— Records —

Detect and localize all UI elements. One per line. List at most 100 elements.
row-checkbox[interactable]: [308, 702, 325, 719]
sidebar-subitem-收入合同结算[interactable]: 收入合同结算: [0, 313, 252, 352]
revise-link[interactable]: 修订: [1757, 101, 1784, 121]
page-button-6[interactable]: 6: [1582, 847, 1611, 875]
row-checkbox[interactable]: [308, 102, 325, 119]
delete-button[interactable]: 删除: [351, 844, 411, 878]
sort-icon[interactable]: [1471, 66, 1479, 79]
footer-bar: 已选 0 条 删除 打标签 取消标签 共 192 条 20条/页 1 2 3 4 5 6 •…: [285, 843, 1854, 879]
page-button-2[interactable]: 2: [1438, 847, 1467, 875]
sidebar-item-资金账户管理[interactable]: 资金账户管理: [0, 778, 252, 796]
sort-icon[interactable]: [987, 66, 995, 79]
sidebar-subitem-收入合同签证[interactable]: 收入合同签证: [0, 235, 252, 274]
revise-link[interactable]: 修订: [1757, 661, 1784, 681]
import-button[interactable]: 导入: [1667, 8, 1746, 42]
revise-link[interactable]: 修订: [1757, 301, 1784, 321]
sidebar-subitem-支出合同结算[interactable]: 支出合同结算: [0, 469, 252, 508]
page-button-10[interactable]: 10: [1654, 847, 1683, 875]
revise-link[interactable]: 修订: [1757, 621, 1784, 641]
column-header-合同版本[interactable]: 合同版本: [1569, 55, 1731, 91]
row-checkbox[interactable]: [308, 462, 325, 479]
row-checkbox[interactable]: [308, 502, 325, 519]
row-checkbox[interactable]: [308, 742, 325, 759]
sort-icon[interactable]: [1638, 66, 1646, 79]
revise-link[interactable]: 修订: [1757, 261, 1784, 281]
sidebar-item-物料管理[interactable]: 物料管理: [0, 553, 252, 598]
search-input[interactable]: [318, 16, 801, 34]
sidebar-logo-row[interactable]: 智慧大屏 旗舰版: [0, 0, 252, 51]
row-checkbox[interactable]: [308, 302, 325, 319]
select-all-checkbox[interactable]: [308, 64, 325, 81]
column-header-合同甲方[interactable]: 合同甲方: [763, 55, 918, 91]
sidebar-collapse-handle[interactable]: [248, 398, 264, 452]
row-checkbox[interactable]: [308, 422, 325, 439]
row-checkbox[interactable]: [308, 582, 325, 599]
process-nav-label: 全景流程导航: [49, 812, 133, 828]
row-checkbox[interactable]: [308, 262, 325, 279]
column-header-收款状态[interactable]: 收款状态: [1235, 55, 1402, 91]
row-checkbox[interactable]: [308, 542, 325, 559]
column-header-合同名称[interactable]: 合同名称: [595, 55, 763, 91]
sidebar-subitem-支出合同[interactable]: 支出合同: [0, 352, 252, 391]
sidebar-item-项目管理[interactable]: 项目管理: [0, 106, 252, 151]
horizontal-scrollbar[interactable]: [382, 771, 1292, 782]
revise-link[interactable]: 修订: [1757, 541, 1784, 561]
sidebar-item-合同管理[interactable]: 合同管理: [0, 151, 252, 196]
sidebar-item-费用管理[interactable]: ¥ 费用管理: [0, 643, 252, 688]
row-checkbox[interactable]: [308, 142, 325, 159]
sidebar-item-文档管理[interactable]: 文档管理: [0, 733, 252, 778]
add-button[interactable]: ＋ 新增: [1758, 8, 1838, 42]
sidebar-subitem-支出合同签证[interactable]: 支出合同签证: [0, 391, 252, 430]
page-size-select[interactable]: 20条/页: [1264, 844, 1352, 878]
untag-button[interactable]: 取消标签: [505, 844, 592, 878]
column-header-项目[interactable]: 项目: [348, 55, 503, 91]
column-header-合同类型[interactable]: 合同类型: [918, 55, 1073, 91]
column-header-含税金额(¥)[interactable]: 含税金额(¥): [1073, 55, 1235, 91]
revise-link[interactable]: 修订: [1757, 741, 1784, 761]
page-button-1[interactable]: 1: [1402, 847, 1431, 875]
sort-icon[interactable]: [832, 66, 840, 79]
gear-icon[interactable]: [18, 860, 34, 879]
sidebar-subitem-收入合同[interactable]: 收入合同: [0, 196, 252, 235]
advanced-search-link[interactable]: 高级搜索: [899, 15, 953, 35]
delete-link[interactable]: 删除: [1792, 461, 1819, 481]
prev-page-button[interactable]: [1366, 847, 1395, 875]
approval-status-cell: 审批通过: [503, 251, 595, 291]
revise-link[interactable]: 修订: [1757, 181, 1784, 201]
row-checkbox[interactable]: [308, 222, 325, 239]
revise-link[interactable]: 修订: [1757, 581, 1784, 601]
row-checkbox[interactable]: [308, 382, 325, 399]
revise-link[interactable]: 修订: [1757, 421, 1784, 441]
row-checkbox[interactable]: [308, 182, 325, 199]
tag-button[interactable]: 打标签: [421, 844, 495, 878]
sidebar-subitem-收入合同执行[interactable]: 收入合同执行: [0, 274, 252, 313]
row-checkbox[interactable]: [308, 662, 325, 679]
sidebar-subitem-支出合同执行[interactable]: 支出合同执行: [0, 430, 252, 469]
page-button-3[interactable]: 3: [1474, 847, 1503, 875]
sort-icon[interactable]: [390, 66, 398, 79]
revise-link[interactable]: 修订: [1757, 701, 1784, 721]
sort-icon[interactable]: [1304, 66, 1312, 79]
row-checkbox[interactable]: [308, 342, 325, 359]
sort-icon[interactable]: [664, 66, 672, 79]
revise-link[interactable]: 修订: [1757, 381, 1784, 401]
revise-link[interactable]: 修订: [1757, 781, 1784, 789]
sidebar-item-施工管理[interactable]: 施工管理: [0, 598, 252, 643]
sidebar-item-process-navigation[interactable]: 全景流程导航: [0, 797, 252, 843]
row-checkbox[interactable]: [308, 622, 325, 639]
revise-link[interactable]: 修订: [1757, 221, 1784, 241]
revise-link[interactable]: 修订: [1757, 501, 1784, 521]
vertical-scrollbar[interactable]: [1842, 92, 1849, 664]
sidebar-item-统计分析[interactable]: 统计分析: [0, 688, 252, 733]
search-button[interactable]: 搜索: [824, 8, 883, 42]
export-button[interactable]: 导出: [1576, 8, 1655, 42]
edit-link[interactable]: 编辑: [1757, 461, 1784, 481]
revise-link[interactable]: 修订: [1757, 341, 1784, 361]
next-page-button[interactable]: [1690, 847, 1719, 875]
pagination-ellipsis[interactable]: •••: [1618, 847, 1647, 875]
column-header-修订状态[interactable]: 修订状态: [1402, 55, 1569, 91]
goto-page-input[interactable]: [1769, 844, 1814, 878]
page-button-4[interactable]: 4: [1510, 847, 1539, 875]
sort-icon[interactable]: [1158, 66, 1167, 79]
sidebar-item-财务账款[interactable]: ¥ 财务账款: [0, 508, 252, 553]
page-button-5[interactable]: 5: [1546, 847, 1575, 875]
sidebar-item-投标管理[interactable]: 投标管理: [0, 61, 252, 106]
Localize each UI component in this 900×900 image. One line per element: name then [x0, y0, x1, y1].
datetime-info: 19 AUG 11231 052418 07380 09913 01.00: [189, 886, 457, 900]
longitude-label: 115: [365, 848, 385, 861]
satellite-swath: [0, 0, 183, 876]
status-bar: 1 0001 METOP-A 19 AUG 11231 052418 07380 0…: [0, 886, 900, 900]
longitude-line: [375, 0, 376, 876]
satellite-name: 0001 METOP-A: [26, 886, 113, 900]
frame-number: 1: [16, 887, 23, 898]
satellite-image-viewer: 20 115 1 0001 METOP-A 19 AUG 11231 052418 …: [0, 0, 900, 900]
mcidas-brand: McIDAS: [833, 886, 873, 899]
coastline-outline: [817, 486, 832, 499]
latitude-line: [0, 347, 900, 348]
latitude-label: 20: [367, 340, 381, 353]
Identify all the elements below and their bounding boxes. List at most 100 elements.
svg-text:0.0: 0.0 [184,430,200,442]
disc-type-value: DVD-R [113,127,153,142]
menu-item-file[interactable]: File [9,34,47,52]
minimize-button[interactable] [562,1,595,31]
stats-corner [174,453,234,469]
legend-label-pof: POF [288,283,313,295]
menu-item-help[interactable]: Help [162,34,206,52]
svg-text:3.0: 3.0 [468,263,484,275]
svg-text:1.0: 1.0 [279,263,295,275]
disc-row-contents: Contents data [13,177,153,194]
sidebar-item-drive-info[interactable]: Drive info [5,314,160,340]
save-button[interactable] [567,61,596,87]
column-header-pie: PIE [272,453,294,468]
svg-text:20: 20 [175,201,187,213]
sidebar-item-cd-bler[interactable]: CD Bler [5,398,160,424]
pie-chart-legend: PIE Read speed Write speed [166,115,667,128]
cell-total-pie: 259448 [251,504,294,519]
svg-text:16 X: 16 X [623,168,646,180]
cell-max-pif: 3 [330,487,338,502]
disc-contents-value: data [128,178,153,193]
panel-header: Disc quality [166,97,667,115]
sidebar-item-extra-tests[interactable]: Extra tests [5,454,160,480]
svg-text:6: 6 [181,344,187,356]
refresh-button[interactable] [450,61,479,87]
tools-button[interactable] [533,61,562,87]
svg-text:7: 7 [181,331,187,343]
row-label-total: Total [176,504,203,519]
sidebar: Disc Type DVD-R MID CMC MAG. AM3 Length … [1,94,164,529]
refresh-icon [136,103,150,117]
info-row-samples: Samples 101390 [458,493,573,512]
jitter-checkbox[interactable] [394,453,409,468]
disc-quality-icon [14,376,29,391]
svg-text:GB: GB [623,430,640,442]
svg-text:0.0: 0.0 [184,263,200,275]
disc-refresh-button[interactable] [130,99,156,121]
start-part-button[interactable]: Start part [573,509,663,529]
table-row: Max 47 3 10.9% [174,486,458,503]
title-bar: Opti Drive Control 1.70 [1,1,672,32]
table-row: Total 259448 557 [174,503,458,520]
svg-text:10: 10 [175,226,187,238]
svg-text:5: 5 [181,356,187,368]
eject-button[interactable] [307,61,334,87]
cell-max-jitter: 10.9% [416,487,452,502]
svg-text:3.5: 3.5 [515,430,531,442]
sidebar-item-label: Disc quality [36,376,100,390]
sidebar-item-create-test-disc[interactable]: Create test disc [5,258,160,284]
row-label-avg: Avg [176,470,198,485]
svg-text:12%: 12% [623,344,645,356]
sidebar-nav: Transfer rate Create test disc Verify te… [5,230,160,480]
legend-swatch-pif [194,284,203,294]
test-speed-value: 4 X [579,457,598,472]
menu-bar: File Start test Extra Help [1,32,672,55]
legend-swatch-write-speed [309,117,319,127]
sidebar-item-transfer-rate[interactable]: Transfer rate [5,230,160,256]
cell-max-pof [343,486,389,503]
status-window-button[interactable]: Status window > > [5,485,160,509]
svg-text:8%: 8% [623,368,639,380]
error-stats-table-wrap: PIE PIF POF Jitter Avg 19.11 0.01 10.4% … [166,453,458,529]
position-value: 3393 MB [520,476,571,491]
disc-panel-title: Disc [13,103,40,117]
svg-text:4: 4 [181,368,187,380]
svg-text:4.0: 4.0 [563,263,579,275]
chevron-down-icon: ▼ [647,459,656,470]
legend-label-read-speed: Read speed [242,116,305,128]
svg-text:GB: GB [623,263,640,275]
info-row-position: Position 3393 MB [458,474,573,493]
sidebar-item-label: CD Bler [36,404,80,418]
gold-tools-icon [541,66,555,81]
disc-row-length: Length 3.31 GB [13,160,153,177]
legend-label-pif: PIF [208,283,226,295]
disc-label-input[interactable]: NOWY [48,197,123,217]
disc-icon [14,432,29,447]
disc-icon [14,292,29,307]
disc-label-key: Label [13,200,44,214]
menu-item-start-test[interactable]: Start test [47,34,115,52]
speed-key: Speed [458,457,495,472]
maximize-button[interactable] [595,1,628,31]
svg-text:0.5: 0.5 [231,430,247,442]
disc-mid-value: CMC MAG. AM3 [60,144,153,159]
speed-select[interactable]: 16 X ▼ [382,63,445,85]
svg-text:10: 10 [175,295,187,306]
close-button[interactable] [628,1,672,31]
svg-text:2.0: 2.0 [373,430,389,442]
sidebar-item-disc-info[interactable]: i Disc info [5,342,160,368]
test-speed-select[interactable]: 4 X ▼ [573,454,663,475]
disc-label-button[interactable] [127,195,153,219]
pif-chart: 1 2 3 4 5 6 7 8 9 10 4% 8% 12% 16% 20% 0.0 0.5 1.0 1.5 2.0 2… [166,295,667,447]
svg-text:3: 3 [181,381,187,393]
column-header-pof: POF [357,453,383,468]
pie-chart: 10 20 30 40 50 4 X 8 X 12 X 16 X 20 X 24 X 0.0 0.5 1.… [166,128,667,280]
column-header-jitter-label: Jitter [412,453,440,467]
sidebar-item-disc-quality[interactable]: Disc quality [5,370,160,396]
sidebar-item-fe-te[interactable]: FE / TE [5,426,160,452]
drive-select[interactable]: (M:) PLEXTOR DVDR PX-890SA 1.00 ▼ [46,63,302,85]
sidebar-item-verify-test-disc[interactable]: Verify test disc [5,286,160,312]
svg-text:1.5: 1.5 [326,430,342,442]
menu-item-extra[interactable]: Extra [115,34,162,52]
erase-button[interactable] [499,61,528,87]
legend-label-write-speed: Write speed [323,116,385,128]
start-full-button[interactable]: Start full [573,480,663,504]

— Short exercise —
Reproduce the data above verbatim, from its first line through the line containing "sort-icon[interactable]: [1638, 66, 1646, 79]", including both of those lines.

— Result below —
Detect and localize all UI elements. One per line. List at most 100 elements.
row-checkbox[interactable]: [308, 702, 325, 719]
sidebar-subitem-收入合同结算[interactable]: 收入合同结算: [0, 313, 252, 352]
revise-link[interactable]: 修订: [1757, 101, 1784, 121]
page-button-6[interactable]: 6: [1582, 847, 1611, 875]
row-checkbox[interactable]: [308, 102, 325, 119]
delete-button[interactable]: 删除: [351, 844, 411, 878]
sort-icon[interactable]: [1471, 66, 1479, 79]
footer-bar: 已选 0 条 删除 打标签 取消标签 共 192 条 20条/页 1 2 3 4 5 6 •…: [285, 843, 1854, 879]
page-button-2[interactable]: 2: [1438, 847, 1467, 875]
sidebar-item-资金账户管理[interactable]: 资金账户管理: [0, 778, 252, 796]
sort-icon[interactable]: [987, 66, 995, 79]
sidebar-subitem-收入合同签证[interactable]: 收入合同签证: [0, 235, 252, 274]
revise-link[interactable]: 修订: [1757, 661, 1784, 681]
import-button[interactable]: 导入: [1667, 8, 1746, 42]
revise-link[interactable]: 修订: [1757, 301, 1784, 321]
sidebar-subitem-支出合同结算[interactable]: 支出合同结算: [0, 469, 252, 508]
page-button-10[interactable]: 10: [1654, 847, 1683, 875]
revise-link[interactable]: 修订: [1757, 621, 1784, 641]
column-header-合同版本[interactable]: 合同版本: [1569, 55, 1731, 91]
row-checkbox[interactable]: [308, 462, 325, 479]
row-checkbox[interactable]: [308, 502, 325, 519]
row-checkbox[interactable]: [308, 742, 325, 759]
sort-icon[interactable]: [1638, 66, 1646, 79]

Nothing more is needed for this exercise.